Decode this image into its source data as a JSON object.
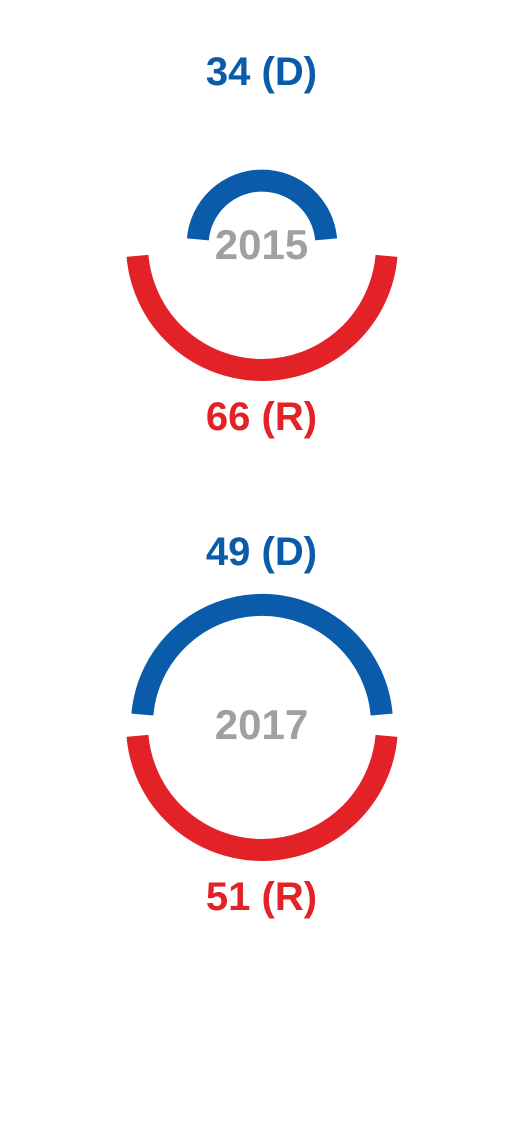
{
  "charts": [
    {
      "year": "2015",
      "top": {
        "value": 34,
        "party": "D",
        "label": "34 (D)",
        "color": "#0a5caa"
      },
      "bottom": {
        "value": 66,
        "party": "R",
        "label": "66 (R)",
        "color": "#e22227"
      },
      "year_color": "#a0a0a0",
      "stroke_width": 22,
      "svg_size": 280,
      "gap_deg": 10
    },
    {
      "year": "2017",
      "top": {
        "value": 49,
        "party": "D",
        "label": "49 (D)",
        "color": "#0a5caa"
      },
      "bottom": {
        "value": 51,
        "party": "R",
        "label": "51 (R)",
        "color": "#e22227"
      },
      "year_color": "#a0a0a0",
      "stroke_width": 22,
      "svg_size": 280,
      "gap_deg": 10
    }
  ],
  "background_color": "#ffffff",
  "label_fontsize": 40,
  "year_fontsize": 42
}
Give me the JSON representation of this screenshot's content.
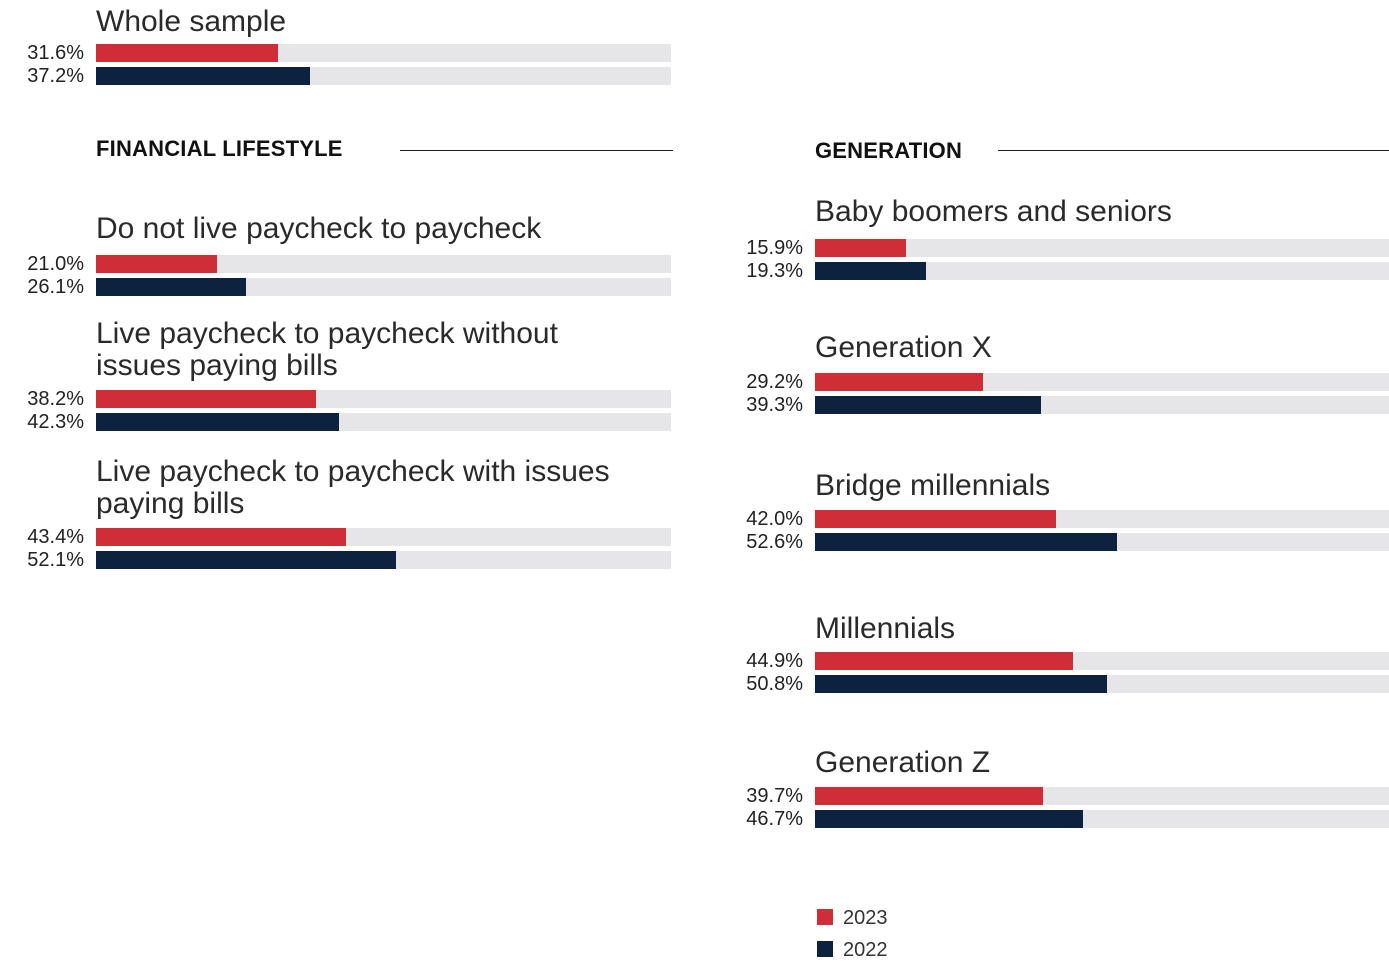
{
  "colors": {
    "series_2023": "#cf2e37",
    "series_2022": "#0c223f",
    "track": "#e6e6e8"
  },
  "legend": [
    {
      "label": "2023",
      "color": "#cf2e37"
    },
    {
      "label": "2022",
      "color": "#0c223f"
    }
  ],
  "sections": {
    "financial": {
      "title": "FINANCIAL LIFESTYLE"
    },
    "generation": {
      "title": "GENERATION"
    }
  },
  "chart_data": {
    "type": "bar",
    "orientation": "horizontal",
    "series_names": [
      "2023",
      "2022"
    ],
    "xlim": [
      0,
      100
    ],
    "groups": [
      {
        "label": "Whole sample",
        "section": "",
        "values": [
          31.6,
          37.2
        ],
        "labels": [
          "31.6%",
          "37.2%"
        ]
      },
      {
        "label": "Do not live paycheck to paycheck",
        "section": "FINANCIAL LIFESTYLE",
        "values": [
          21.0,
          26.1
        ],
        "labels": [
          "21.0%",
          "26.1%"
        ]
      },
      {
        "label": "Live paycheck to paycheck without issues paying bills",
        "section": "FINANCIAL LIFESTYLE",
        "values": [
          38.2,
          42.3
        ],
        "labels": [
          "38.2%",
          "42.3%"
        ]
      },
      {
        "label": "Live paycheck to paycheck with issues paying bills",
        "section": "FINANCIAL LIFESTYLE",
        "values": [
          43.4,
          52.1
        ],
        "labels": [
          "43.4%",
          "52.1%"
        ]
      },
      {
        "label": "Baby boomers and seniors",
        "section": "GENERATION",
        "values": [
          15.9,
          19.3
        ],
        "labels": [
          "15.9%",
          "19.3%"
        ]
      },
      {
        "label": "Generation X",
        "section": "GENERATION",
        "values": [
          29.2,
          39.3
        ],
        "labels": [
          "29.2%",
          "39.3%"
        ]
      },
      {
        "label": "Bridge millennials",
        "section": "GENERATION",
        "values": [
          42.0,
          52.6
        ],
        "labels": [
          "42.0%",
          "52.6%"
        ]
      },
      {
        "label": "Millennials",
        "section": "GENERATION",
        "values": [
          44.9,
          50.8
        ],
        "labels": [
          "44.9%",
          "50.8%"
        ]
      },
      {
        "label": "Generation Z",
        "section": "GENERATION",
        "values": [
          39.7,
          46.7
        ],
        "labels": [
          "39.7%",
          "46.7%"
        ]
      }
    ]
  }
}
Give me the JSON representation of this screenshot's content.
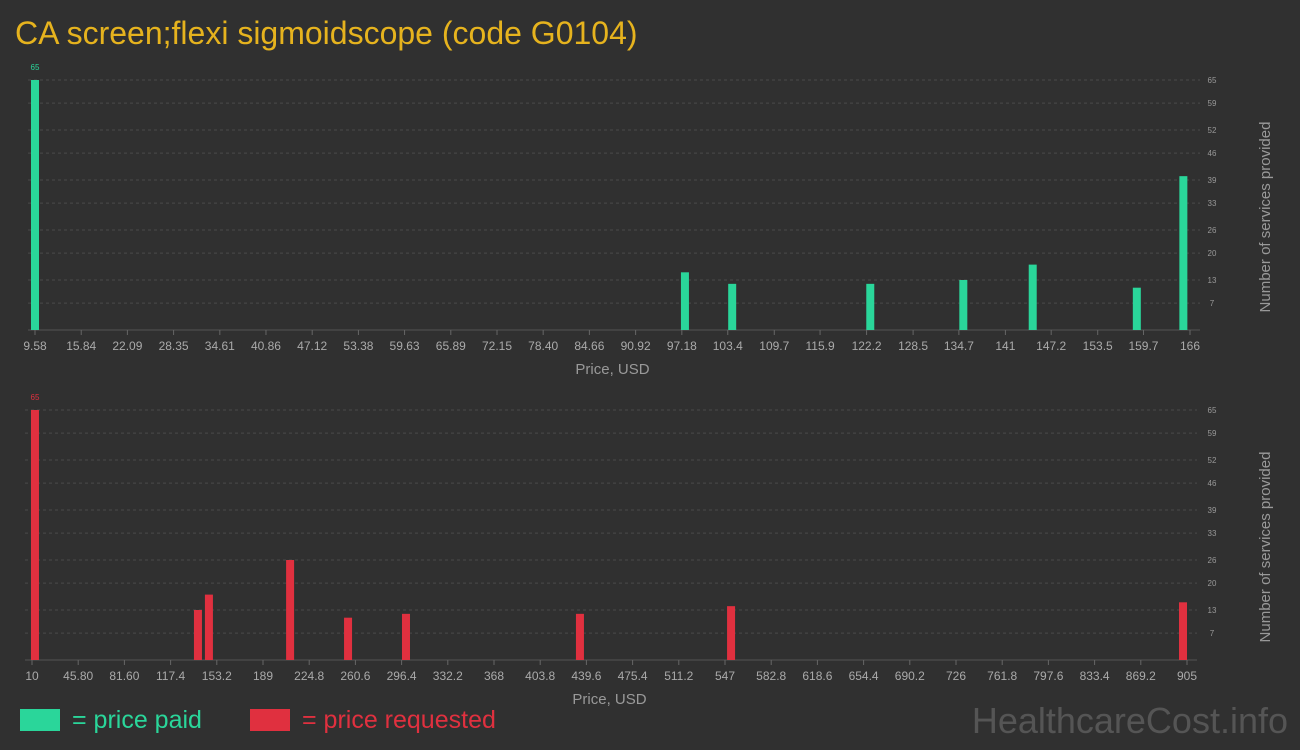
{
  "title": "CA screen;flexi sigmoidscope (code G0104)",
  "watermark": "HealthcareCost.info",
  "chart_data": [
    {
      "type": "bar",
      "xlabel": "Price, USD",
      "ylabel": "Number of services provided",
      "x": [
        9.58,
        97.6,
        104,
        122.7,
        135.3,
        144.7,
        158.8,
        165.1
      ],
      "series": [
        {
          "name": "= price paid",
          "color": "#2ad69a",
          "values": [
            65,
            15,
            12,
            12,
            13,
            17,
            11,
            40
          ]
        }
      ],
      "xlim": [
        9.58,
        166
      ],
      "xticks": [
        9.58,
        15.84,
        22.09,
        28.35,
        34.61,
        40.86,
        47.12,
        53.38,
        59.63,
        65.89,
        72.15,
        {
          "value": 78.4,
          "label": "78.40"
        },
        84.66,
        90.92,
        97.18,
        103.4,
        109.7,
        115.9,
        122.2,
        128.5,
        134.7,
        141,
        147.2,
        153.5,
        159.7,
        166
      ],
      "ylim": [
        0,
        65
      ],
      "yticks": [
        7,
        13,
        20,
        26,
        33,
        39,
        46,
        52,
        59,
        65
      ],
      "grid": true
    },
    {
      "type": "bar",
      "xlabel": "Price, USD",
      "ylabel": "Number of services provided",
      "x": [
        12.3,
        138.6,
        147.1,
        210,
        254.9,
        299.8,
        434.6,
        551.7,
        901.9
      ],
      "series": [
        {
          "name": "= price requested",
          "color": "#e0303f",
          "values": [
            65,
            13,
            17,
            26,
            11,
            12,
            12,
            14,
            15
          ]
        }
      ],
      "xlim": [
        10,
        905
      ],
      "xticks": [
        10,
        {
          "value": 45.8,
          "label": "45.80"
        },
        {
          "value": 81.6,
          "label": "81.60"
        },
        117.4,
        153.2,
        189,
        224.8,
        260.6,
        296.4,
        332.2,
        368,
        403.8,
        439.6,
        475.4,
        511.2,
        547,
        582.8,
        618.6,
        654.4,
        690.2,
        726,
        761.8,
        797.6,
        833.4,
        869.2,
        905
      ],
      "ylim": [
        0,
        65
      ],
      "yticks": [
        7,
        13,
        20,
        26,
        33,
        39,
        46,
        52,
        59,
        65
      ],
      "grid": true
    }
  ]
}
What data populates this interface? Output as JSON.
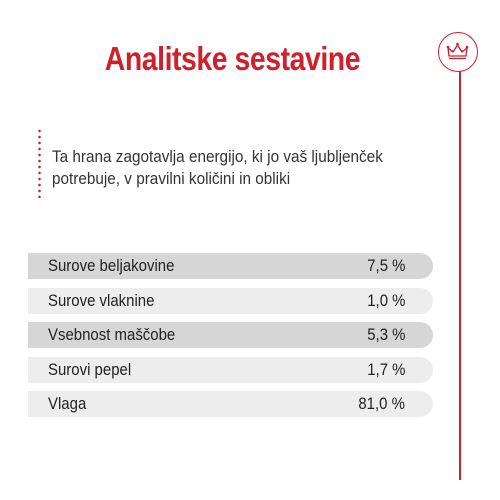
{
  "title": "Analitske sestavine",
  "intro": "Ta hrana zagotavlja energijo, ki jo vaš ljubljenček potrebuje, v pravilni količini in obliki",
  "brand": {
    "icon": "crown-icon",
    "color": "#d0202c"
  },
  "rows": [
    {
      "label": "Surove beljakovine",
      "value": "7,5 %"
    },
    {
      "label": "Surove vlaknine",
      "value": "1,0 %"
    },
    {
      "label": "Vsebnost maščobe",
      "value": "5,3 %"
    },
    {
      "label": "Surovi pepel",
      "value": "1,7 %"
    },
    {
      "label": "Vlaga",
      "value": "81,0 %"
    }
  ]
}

══════════

▶ _Your instructions_
For this exercise, gather every line of the data that contains the word "paycheck".

▶ _Written reply_
        "label": "Do not live paycheck to paycheck",
        "label": "Live paycheck to paycheck without issues paying bills",
        "label": "Live paycheck to paycheck with issues paying bills",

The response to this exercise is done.